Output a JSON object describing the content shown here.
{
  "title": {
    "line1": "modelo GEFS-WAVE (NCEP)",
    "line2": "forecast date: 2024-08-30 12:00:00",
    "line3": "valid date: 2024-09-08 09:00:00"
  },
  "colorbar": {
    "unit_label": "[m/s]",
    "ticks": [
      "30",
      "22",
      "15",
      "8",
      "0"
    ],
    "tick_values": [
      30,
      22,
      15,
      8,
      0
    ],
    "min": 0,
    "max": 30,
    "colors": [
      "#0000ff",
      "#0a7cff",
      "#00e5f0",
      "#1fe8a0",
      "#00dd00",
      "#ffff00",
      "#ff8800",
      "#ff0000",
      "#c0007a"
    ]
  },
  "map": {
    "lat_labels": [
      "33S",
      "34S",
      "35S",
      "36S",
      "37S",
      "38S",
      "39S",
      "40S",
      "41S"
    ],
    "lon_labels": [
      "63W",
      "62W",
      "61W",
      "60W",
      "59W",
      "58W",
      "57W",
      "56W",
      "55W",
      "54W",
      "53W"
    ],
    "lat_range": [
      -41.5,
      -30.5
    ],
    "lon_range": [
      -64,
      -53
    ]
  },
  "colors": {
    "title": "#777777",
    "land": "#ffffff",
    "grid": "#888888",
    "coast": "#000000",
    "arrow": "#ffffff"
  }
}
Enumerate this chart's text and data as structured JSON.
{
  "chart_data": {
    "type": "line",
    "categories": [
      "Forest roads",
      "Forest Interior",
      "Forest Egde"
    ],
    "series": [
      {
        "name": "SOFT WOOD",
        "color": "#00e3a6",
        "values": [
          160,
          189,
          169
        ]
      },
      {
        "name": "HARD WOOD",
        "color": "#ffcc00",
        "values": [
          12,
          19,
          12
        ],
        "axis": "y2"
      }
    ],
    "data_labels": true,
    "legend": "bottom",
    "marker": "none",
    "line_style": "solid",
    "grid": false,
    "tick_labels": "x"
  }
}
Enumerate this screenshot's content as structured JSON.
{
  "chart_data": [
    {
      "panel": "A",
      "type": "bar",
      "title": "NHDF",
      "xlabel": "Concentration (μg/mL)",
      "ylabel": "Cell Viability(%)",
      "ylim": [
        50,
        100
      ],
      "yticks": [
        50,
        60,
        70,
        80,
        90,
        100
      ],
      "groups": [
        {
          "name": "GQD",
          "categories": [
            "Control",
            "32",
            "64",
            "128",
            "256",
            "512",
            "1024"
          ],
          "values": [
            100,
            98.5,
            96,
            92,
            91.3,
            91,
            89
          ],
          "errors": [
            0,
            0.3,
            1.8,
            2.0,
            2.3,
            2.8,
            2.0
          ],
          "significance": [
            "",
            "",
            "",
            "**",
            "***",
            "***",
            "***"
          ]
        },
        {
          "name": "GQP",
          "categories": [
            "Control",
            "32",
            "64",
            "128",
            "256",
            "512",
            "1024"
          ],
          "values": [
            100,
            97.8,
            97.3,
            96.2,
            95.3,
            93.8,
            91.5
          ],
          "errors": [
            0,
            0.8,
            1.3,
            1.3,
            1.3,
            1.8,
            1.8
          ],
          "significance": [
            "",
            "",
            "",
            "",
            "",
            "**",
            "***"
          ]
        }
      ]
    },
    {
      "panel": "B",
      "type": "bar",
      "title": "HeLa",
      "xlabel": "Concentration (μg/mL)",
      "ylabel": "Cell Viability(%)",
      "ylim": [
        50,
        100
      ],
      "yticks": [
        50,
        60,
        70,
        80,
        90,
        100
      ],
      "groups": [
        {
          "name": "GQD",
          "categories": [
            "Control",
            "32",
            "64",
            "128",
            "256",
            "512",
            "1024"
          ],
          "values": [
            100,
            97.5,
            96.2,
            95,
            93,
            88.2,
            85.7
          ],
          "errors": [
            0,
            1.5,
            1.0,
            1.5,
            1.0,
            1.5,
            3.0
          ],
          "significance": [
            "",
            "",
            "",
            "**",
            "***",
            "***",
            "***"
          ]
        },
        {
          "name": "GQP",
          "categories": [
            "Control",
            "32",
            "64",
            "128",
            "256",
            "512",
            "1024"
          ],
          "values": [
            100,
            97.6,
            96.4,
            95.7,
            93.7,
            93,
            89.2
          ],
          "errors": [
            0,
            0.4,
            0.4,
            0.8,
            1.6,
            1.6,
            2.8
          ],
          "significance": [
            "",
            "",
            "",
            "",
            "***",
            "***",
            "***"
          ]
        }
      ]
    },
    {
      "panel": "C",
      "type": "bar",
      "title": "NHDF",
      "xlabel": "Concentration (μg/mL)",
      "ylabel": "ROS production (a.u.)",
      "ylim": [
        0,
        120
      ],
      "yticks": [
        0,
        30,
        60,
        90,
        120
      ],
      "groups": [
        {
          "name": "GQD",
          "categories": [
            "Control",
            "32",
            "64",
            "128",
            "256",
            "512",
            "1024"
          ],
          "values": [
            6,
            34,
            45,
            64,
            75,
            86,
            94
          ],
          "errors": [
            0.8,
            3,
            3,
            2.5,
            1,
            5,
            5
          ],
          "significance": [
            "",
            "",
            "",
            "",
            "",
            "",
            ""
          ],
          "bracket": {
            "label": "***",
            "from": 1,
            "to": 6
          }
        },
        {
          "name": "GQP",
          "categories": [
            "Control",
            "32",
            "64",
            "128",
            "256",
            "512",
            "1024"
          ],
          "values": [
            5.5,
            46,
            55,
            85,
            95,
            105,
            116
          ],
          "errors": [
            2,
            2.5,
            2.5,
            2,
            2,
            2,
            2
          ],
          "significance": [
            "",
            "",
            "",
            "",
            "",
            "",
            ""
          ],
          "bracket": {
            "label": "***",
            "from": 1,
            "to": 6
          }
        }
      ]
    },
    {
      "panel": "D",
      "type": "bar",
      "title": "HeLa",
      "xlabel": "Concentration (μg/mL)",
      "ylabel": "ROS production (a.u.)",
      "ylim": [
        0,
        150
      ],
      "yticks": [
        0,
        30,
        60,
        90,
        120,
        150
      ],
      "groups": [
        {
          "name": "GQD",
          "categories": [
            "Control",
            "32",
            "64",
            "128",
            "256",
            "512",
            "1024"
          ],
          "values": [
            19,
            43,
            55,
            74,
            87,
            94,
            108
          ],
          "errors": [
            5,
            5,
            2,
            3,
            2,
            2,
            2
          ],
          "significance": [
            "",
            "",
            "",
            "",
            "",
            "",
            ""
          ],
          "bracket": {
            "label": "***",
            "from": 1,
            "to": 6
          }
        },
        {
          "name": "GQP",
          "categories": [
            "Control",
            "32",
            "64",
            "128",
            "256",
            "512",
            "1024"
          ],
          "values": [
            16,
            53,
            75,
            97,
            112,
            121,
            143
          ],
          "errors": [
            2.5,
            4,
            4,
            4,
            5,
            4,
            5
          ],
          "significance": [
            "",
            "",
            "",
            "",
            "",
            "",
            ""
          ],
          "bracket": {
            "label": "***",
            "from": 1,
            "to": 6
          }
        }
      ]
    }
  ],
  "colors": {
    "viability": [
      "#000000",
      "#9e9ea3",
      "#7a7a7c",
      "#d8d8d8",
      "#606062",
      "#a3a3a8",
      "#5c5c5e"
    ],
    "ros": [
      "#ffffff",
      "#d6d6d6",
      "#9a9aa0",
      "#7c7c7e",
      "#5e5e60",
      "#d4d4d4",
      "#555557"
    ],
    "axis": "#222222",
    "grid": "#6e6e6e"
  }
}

### Exercise description
Return all lines containing the word "Enumerate".

### Finished task
Enumerate this chart's text and data as structured JSON.
Enumerate this screenshot's content as structured JSON.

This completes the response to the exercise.